• Written instruction
Check each line for the string "object". Give only the count of lines that have it.

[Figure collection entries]
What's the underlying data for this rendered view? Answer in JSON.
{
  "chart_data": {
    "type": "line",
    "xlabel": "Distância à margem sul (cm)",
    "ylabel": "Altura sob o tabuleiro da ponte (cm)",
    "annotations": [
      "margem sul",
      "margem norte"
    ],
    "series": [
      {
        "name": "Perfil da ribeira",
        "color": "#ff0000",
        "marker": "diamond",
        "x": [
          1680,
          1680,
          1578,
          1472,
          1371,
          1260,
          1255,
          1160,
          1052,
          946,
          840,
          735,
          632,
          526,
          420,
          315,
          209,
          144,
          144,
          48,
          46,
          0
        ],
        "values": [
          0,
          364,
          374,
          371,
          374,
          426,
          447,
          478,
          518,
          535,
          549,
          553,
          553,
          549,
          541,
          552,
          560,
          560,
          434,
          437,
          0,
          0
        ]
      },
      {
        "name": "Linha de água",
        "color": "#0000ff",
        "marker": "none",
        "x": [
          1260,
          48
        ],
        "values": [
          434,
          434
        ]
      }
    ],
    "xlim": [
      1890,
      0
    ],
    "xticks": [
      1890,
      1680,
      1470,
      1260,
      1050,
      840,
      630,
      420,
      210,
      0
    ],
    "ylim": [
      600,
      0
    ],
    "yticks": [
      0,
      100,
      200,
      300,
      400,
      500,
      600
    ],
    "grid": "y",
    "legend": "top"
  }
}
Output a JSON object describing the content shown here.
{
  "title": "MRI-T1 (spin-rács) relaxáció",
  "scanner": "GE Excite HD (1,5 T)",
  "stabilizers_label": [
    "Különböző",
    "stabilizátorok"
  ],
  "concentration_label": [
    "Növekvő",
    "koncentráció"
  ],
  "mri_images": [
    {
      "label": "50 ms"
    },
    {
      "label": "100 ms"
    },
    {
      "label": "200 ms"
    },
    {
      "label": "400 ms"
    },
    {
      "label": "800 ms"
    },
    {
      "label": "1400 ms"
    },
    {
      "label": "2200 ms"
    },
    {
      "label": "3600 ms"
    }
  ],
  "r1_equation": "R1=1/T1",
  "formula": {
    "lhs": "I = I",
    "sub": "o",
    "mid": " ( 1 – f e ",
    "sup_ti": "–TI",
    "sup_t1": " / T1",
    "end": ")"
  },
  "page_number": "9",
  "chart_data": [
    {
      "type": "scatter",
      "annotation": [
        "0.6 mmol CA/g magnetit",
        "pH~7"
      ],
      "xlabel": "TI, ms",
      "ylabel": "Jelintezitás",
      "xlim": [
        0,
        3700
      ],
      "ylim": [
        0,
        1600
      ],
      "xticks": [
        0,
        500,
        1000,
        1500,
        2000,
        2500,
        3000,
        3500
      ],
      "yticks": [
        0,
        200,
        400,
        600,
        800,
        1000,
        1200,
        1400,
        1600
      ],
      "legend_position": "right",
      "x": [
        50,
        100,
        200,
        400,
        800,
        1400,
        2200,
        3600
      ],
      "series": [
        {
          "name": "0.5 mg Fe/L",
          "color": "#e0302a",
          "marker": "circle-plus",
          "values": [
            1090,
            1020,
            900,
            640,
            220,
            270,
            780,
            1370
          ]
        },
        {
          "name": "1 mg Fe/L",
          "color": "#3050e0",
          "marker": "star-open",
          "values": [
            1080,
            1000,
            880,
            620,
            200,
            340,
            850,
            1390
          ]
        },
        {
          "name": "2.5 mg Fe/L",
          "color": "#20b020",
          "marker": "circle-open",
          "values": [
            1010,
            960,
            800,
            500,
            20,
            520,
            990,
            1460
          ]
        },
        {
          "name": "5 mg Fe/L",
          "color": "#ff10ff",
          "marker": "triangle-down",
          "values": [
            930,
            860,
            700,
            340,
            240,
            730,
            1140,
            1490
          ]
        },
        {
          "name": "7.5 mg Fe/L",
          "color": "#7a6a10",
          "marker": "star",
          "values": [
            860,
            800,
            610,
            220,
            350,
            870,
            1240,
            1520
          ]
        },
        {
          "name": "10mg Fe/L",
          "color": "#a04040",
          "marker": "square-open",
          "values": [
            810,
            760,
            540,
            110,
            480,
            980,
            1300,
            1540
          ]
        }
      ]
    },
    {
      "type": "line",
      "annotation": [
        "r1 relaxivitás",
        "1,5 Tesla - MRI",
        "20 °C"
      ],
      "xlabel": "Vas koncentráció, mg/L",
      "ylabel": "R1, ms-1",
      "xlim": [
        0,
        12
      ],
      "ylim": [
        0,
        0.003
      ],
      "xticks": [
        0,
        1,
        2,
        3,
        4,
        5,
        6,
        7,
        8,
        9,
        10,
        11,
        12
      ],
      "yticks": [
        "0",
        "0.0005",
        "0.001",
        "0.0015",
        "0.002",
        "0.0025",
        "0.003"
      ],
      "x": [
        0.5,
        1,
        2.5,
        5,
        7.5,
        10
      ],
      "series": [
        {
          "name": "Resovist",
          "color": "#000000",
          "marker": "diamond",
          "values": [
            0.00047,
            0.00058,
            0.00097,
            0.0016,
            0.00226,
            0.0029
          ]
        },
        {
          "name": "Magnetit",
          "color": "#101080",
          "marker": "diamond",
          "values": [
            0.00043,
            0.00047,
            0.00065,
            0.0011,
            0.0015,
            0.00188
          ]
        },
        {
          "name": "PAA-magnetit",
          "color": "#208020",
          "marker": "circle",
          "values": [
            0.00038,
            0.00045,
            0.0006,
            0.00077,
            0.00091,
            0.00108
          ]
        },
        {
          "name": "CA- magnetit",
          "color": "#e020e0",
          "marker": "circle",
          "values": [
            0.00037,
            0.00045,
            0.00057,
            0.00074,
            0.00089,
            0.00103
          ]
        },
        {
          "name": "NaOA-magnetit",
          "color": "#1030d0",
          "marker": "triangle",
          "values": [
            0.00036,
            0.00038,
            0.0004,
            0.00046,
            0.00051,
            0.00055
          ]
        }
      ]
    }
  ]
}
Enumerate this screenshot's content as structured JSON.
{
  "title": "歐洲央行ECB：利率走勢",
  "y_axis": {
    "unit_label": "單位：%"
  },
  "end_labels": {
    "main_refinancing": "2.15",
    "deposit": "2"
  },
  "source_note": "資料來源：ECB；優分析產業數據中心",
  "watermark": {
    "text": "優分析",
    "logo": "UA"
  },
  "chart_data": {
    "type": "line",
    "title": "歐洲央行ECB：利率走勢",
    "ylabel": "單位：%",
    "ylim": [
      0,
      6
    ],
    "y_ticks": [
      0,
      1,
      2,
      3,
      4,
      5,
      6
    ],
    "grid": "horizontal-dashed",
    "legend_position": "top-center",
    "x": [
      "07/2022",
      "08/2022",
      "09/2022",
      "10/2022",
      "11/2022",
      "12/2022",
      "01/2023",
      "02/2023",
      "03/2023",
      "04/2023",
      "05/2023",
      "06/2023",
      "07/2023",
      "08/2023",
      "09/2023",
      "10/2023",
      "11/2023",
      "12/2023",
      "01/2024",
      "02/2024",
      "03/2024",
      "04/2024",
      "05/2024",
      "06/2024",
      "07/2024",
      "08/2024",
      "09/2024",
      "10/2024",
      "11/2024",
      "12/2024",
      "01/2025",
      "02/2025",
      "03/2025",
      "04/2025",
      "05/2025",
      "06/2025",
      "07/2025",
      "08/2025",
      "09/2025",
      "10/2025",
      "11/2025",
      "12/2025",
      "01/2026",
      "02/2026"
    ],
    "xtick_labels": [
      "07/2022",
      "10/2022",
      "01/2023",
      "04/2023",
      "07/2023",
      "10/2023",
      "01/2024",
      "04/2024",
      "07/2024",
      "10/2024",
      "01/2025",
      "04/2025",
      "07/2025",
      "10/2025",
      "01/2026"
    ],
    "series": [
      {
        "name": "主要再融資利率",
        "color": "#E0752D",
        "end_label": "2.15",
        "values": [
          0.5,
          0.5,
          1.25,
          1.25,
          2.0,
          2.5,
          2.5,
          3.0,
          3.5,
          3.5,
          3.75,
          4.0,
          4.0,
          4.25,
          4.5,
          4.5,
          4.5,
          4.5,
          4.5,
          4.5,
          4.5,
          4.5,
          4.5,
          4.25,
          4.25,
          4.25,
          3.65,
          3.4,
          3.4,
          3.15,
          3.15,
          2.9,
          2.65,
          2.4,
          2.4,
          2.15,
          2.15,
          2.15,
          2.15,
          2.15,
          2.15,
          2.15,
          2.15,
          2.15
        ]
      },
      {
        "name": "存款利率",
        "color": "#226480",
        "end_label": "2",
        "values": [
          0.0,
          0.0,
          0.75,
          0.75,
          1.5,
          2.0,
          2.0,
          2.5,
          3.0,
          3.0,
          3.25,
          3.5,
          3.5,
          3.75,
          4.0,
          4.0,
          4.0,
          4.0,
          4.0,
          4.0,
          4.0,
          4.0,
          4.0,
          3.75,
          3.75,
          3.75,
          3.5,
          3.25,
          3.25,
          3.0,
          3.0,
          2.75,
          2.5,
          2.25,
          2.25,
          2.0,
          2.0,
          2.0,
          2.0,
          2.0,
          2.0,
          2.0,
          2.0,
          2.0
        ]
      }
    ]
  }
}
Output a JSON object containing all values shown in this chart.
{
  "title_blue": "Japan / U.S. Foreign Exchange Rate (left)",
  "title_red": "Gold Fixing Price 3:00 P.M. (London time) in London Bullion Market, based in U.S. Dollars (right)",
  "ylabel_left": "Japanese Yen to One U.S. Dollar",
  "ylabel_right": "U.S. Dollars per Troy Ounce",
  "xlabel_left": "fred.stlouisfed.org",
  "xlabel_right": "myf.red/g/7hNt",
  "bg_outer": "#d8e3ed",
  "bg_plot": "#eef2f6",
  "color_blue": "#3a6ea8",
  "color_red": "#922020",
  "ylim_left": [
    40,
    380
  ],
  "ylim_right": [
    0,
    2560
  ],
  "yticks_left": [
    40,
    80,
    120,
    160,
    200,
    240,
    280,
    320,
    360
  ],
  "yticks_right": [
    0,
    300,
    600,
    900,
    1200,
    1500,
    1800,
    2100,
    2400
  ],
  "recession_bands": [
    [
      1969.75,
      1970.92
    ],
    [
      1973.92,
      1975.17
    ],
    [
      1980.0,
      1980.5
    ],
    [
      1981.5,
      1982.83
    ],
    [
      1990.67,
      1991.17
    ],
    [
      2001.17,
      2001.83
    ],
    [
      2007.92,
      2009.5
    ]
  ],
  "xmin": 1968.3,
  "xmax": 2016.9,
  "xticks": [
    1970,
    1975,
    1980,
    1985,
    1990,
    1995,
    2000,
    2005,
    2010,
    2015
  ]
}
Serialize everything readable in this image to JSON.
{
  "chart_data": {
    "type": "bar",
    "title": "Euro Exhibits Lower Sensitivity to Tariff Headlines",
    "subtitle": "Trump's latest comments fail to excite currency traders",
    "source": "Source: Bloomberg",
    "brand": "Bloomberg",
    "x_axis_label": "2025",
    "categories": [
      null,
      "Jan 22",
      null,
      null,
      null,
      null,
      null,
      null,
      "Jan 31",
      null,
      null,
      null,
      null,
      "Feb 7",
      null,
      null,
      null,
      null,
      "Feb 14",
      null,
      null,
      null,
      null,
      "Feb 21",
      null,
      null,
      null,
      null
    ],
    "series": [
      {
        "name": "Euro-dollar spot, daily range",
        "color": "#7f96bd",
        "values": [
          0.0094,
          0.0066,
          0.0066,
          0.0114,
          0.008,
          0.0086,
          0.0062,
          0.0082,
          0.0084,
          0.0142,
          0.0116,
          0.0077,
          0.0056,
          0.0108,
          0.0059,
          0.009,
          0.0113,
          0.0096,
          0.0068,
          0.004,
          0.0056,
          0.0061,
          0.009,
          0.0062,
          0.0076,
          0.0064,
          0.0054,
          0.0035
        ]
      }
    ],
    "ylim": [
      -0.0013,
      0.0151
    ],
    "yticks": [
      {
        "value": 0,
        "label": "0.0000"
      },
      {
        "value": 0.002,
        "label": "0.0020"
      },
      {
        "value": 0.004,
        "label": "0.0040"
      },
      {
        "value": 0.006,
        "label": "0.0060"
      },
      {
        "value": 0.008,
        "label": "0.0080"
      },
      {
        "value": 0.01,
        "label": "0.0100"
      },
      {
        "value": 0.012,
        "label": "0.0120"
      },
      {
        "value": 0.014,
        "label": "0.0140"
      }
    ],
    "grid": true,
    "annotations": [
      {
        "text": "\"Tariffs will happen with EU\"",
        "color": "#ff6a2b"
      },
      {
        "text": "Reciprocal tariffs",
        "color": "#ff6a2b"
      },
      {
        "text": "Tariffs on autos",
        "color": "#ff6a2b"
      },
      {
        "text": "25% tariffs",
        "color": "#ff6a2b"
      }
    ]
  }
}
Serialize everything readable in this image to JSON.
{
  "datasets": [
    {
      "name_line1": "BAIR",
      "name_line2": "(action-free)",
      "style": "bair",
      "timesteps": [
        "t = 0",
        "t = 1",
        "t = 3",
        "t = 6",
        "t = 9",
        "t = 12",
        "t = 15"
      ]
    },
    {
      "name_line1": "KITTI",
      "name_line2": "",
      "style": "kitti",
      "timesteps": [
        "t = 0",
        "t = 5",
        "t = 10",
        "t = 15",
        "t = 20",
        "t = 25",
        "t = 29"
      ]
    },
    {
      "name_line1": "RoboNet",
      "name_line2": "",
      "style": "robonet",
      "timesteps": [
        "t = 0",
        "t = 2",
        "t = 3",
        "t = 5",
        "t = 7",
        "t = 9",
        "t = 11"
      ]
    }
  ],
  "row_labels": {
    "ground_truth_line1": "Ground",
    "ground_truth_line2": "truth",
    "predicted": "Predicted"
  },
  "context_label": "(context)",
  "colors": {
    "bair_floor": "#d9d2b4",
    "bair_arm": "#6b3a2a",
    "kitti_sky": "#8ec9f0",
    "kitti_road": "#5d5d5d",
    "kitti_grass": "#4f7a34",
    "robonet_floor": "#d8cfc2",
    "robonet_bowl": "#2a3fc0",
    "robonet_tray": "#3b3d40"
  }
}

• Reply to the exercise
2